=== THE EXERCISE ===
How many lines in the records below hold the string "человеческих"? Answer with the number alone.

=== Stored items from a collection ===
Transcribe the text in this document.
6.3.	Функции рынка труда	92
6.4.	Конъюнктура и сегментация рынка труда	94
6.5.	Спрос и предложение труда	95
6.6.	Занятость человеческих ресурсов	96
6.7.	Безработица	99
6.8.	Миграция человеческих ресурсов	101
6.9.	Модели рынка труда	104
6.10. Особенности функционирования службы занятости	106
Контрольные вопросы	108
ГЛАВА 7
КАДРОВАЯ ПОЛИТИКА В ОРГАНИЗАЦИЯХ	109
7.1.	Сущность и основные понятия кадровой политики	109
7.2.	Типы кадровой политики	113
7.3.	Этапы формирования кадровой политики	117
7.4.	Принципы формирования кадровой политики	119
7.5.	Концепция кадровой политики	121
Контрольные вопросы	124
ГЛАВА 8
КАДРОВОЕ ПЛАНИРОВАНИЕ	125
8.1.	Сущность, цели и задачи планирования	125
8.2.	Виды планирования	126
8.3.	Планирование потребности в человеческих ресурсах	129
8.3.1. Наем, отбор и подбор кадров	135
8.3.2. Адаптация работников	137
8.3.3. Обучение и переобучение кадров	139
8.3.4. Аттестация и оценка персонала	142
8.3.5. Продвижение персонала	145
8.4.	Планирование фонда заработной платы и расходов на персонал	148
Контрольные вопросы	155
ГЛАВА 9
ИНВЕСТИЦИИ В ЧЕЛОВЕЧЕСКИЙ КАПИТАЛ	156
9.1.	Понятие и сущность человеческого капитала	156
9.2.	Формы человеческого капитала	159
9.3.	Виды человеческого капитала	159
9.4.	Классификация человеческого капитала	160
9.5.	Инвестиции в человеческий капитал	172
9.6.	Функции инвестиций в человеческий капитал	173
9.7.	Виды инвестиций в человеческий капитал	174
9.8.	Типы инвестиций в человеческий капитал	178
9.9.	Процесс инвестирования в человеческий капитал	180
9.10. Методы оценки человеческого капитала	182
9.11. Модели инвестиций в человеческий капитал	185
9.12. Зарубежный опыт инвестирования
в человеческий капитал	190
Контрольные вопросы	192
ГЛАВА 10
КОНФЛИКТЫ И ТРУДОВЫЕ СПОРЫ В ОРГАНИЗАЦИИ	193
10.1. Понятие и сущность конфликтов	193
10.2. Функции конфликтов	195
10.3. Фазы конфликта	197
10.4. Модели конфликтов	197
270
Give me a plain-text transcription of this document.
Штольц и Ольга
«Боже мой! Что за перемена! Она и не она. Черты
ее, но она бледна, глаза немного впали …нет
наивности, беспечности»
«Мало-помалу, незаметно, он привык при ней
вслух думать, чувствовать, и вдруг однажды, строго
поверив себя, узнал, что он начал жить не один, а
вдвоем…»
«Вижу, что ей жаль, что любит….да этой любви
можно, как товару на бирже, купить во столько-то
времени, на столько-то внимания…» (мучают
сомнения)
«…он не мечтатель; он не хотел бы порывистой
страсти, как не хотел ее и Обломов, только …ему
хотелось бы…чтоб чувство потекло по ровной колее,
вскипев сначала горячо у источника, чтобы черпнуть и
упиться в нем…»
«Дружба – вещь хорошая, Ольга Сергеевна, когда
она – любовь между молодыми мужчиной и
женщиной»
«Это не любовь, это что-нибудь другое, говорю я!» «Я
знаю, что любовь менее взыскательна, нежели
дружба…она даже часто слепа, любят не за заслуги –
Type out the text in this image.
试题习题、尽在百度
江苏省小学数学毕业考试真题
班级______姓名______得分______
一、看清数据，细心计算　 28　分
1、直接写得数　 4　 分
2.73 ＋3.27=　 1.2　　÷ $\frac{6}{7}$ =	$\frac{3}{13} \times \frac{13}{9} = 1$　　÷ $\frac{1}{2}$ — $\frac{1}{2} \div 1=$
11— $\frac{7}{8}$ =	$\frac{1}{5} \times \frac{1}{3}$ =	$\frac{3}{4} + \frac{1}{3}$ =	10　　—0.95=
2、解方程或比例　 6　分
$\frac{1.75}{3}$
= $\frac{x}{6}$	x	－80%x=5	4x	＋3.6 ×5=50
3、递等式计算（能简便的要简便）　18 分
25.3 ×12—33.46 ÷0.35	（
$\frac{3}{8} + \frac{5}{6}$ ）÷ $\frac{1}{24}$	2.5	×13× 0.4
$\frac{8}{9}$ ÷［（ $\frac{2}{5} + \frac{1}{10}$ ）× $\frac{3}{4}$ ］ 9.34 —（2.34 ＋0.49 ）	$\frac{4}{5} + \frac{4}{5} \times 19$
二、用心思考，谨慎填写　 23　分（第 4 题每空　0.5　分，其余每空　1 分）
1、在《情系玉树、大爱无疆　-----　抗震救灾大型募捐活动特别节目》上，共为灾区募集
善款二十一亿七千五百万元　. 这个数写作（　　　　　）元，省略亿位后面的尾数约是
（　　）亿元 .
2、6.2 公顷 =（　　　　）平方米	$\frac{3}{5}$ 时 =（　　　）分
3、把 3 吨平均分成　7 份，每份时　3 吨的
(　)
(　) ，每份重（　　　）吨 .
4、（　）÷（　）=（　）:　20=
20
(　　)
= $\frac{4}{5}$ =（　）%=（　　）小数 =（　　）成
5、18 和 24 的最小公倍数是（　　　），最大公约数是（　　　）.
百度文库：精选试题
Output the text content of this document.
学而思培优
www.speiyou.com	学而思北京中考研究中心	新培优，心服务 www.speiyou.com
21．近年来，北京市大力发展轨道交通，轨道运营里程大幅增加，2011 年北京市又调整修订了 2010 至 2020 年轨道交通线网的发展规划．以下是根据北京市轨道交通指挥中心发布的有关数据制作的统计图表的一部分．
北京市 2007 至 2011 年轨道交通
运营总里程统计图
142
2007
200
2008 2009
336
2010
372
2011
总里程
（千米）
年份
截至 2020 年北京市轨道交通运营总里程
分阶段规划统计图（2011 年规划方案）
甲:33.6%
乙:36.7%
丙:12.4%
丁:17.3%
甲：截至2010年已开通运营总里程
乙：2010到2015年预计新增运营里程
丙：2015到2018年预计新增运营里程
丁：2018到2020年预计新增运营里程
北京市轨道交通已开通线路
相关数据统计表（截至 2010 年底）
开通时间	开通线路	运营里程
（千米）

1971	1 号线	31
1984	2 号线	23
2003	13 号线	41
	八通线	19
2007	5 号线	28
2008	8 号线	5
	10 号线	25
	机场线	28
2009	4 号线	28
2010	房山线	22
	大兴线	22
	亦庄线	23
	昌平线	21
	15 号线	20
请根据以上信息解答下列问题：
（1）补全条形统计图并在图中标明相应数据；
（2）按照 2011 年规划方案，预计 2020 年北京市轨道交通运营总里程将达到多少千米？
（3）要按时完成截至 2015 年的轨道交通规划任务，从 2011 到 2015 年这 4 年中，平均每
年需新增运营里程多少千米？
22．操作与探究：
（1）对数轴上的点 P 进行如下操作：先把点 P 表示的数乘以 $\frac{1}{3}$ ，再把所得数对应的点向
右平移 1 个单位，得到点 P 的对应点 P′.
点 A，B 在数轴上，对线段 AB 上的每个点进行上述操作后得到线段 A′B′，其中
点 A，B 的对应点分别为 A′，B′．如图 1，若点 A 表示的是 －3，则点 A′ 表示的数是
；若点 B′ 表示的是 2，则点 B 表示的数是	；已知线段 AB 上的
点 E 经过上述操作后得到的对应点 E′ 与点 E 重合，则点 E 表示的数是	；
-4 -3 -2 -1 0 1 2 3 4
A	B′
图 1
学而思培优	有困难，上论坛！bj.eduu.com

=== COMPLETE OUTPUT ===
3